▶ **LISTED ENTRIES**
---

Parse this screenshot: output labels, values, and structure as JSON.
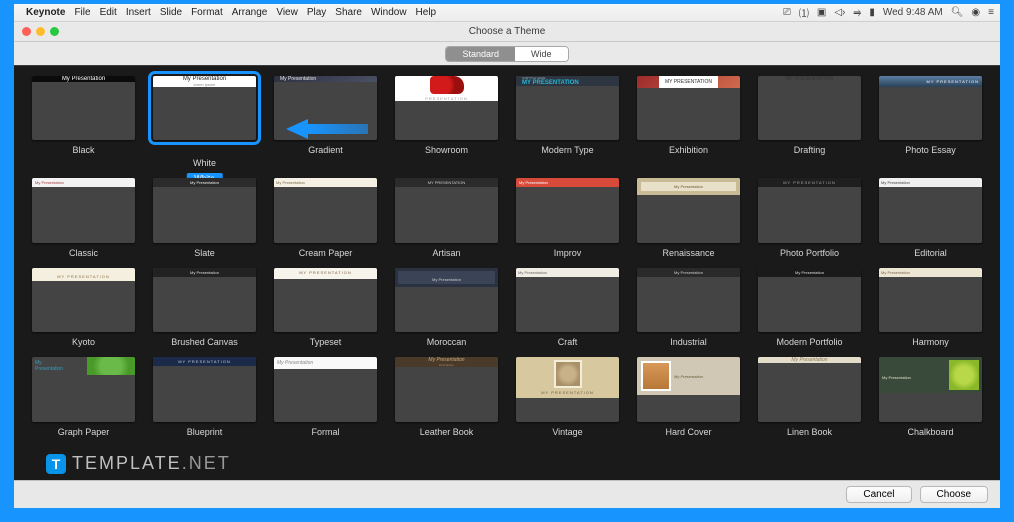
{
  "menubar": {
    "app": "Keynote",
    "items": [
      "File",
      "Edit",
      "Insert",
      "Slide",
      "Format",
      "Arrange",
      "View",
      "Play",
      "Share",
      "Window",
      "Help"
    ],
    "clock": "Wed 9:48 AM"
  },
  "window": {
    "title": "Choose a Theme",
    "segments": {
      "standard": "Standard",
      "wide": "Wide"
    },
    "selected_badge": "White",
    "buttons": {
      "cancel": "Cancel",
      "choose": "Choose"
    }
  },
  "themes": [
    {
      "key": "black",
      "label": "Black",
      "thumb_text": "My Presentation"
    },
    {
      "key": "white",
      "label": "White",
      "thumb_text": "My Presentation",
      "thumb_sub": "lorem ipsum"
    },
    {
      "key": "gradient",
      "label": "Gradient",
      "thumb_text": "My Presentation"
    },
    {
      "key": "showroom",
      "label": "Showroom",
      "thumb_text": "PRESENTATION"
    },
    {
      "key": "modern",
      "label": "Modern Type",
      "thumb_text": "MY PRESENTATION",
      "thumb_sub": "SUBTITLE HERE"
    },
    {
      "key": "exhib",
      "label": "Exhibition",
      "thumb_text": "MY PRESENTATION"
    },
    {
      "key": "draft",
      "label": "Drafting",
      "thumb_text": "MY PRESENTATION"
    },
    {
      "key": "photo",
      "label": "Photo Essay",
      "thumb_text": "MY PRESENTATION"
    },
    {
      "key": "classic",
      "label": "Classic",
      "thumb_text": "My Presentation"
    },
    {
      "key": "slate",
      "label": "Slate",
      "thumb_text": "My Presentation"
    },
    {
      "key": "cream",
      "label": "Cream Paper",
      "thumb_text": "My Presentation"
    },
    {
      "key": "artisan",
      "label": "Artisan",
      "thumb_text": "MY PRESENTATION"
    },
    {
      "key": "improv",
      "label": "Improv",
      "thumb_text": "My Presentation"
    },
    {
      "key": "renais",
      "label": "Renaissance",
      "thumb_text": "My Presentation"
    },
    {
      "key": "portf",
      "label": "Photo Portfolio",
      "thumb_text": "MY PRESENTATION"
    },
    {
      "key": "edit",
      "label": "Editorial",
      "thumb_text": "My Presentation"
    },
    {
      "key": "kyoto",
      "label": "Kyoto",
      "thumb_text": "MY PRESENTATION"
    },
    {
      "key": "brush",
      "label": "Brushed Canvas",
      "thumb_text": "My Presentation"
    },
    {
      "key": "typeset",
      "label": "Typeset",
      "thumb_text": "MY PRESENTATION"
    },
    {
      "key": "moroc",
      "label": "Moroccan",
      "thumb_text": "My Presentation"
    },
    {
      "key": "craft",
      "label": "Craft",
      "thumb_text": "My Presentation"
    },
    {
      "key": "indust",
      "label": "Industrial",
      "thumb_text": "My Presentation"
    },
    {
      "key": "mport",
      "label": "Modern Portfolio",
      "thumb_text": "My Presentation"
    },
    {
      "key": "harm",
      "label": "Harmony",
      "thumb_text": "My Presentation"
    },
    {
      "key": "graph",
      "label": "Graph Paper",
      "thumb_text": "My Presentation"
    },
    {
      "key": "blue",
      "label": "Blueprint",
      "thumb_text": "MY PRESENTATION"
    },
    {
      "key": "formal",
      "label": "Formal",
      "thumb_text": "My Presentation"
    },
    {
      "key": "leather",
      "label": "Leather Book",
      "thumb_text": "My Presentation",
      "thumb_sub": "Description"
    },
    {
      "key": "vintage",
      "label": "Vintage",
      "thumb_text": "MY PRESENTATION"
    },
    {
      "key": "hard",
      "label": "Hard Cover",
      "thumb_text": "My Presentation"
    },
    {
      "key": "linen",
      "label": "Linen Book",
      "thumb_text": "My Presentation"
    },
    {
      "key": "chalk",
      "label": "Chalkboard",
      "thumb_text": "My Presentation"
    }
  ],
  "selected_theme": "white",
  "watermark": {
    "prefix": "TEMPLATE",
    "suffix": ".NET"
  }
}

---

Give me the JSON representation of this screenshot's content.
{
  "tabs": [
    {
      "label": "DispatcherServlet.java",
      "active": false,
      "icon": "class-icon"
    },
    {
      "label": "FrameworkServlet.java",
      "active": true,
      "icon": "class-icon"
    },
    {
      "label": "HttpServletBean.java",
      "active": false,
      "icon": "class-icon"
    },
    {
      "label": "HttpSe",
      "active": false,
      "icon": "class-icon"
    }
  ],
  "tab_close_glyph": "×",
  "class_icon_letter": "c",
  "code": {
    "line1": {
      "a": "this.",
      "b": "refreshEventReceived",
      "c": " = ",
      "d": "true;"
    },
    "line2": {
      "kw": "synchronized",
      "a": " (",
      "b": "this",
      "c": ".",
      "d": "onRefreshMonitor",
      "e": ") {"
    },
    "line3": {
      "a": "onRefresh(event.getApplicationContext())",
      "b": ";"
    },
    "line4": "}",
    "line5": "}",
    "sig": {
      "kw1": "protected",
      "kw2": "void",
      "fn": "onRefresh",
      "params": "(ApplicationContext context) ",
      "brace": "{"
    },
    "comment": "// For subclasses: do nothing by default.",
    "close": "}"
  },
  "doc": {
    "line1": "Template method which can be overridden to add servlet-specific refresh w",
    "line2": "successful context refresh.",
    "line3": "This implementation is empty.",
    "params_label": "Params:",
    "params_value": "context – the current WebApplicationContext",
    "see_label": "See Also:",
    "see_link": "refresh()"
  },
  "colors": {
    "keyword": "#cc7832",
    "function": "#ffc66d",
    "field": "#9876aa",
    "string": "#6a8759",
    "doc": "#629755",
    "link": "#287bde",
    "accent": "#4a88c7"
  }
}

---

▶ **DIRECTION**
Copy whichever lines in the listing above contain the word "Book".

▶ **OUTPUT**
      "label": "Leather Book",
      "label": "Linen Book",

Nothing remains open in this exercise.